§ WRITTEN TASK: Scan the listing below for the word "статусу" and state how many lines hold it. Write nothing but the number.

__________________________________________________

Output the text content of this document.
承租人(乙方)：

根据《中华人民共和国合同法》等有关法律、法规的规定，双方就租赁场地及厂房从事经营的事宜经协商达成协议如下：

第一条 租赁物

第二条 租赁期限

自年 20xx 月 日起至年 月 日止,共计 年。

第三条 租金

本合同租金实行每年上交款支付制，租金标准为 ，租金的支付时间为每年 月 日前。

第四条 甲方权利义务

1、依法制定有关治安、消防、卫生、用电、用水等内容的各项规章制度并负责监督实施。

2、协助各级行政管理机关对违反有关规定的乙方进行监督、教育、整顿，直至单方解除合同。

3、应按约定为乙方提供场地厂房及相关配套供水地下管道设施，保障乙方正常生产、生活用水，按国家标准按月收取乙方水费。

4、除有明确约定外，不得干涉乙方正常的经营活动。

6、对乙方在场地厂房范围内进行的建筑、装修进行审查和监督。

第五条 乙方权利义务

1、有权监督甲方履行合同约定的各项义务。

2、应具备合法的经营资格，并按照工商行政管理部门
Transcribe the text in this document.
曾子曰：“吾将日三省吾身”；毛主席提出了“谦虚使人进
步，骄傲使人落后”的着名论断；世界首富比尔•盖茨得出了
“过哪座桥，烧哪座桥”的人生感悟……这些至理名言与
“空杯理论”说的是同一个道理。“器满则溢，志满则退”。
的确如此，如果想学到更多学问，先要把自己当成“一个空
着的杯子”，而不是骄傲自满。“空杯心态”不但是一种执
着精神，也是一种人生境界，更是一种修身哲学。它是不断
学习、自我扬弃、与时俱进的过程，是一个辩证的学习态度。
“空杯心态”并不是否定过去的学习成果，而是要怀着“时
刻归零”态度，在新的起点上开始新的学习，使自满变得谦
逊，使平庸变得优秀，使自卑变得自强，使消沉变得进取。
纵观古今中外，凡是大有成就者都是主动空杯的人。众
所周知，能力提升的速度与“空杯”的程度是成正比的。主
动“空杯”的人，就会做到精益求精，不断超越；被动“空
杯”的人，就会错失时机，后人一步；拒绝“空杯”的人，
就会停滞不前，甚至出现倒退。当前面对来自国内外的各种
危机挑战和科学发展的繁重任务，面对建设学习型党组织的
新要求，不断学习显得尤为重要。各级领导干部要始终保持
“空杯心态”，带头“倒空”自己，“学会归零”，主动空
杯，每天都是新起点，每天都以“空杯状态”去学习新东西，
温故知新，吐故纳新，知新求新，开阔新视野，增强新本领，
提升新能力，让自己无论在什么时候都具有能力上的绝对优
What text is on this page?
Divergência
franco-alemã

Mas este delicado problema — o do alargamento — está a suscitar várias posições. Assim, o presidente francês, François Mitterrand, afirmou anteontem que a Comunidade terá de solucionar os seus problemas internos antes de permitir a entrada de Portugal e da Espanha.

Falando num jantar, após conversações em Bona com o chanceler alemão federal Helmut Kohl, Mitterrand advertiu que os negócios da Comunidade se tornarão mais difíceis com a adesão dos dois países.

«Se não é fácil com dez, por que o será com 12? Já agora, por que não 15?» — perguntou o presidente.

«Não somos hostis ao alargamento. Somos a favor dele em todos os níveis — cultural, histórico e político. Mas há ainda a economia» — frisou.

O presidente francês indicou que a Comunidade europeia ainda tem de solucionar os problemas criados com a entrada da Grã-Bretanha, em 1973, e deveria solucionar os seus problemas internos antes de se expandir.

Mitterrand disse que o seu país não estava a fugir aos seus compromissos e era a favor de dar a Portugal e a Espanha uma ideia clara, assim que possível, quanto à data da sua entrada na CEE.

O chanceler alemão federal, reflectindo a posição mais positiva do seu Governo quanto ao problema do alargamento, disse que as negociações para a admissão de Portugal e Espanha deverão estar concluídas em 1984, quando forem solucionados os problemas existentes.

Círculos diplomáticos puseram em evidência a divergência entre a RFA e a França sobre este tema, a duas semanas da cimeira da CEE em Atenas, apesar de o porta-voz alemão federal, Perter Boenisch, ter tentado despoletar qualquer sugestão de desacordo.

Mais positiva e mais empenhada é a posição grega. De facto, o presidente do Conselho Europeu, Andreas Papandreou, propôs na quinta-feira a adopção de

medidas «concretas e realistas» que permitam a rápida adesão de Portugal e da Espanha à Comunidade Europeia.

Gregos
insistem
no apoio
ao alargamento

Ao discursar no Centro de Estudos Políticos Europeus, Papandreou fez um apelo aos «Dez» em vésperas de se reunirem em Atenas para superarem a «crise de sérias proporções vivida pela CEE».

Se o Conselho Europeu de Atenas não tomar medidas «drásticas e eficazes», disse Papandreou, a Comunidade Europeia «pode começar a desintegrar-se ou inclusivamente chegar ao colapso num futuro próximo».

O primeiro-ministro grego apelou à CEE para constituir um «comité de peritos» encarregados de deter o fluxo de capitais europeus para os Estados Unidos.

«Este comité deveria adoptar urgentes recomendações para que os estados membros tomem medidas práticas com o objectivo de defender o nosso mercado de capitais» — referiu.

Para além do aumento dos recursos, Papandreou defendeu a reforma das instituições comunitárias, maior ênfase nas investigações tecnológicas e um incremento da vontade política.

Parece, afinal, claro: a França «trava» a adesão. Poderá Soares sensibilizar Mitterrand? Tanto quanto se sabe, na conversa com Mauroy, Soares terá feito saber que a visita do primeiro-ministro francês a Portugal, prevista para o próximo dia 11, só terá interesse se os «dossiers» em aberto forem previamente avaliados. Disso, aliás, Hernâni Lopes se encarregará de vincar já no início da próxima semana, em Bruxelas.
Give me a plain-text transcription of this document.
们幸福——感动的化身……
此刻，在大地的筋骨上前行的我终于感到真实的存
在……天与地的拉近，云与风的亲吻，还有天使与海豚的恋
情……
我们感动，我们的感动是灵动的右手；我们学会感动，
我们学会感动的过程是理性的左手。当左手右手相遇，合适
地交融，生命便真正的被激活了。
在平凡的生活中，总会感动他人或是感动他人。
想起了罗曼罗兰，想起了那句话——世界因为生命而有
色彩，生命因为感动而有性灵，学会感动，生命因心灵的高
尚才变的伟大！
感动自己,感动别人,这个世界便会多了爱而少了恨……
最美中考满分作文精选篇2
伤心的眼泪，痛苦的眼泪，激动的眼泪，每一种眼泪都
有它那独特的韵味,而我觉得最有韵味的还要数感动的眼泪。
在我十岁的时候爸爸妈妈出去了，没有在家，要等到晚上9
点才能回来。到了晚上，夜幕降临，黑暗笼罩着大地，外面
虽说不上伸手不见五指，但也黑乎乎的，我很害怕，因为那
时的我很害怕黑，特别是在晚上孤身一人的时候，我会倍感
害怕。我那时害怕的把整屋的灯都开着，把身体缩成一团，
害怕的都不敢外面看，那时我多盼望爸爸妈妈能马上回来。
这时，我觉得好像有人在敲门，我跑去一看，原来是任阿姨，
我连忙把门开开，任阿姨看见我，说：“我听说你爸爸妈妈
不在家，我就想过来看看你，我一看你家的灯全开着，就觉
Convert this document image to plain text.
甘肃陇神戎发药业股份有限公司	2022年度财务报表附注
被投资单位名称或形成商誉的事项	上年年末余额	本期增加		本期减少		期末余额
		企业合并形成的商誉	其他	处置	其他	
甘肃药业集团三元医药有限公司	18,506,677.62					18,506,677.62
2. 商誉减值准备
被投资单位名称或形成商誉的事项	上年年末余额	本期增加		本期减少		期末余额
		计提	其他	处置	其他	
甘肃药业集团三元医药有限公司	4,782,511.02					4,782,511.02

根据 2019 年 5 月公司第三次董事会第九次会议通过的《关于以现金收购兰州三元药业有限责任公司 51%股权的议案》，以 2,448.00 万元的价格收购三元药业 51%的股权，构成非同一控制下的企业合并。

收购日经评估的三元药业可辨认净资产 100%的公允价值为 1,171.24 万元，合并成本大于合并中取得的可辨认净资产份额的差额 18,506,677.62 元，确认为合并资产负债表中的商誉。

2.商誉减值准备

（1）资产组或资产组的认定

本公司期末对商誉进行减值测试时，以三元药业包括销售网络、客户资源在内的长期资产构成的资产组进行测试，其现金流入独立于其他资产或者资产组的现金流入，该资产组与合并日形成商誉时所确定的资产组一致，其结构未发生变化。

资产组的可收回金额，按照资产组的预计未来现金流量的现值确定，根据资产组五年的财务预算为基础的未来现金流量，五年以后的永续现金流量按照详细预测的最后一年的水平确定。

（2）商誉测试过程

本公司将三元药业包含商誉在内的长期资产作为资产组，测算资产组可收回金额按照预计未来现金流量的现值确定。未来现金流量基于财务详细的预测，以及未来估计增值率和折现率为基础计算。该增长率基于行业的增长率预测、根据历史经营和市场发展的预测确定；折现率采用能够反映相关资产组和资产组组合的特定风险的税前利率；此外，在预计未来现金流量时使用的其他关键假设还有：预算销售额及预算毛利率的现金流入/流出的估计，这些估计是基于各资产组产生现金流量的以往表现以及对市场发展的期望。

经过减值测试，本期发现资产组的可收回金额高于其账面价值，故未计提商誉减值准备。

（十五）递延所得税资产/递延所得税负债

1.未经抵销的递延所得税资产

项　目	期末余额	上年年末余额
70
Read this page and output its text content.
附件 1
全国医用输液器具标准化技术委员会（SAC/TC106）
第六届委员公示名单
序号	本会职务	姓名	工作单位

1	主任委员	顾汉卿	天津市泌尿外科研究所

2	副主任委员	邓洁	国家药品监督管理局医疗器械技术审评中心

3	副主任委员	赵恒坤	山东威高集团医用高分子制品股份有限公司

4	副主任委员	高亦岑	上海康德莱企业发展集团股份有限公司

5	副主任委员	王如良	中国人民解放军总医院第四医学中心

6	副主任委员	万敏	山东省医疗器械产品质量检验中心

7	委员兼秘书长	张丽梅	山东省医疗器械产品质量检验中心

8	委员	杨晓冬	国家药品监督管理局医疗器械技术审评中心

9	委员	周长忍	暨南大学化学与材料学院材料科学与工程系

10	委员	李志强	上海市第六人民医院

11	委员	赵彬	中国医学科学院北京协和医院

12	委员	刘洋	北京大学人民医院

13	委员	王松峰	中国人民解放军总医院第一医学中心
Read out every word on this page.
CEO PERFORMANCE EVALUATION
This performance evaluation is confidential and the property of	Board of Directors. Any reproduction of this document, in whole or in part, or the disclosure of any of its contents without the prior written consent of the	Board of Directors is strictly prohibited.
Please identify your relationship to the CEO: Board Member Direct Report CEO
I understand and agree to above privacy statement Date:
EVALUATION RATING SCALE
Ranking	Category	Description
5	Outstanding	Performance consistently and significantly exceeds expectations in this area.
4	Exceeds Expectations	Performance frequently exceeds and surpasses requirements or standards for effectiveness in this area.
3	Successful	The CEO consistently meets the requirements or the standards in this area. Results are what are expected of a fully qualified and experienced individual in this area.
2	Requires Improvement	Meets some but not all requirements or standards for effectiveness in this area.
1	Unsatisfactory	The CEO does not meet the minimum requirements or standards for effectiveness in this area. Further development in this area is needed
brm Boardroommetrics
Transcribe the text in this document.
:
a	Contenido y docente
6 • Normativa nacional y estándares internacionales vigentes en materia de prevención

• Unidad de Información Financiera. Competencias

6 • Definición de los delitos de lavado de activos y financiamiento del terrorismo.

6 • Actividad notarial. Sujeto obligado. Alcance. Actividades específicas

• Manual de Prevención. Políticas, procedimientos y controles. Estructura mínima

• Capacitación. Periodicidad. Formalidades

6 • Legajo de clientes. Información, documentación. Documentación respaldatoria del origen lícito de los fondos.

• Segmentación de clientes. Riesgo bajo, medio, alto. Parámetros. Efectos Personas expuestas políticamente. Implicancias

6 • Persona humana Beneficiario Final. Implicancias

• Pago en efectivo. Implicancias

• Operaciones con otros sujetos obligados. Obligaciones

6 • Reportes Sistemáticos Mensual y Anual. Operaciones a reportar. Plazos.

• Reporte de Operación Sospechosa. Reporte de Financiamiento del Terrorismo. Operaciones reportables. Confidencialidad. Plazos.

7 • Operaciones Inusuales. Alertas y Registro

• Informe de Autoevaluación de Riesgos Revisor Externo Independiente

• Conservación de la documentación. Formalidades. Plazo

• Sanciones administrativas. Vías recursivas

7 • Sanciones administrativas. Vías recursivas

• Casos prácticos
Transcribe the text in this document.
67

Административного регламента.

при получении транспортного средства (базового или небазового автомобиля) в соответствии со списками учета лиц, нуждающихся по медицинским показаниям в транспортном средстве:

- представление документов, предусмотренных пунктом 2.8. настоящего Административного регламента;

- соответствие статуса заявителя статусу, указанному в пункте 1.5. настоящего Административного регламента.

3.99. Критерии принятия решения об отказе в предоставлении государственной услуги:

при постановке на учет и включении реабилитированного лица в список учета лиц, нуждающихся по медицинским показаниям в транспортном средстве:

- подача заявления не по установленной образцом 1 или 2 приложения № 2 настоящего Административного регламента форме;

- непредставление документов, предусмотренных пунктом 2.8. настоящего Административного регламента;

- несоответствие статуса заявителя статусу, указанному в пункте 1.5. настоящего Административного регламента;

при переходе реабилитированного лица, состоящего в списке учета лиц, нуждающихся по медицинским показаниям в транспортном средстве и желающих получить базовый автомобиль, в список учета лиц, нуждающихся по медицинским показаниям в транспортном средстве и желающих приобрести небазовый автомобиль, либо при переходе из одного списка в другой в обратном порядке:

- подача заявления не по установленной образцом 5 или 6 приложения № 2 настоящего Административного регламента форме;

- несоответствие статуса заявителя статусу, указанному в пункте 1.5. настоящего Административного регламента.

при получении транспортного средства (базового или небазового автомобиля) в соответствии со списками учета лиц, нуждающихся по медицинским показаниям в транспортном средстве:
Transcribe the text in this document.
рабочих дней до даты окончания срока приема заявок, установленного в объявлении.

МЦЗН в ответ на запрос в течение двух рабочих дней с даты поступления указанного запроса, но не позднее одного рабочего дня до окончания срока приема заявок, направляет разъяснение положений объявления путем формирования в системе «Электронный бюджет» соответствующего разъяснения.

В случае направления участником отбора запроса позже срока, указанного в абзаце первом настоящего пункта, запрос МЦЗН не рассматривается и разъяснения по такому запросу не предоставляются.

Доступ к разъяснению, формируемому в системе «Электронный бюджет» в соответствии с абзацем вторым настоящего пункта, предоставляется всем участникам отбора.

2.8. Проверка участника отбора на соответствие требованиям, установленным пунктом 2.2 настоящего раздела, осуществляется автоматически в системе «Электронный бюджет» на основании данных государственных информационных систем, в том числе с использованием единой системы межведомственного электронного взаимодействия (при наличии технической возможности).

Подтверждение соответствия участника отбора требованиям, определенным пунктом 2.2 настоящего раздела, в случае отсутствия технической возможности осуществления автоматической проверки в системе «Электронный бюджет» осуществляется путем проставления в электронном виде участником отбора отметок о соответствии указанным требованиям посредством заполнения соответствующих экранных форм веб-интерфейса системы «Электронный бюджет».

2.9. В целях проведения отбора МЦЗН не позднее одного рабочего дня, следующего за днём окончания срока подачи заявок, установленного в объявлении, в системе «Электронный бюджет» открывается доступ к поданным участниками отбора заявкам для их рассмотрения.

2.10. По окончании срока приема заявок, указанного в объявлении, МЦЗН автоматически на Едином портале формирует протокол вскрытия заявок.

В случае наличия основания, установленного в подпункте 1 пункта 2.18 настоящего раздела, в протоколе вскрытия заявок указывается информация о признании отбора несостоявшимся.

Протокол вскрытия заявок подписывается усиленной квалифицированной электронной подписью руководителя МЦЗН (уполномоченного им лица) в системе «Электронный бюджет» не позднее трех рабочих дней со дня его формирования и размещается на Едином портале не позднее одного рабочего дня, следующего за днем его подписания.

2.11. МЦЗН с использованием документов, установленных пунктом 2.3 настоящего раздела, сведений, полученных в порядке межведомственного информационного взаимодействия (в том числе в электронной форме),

__________________________________________________

§ WRITTEN REPLY: 3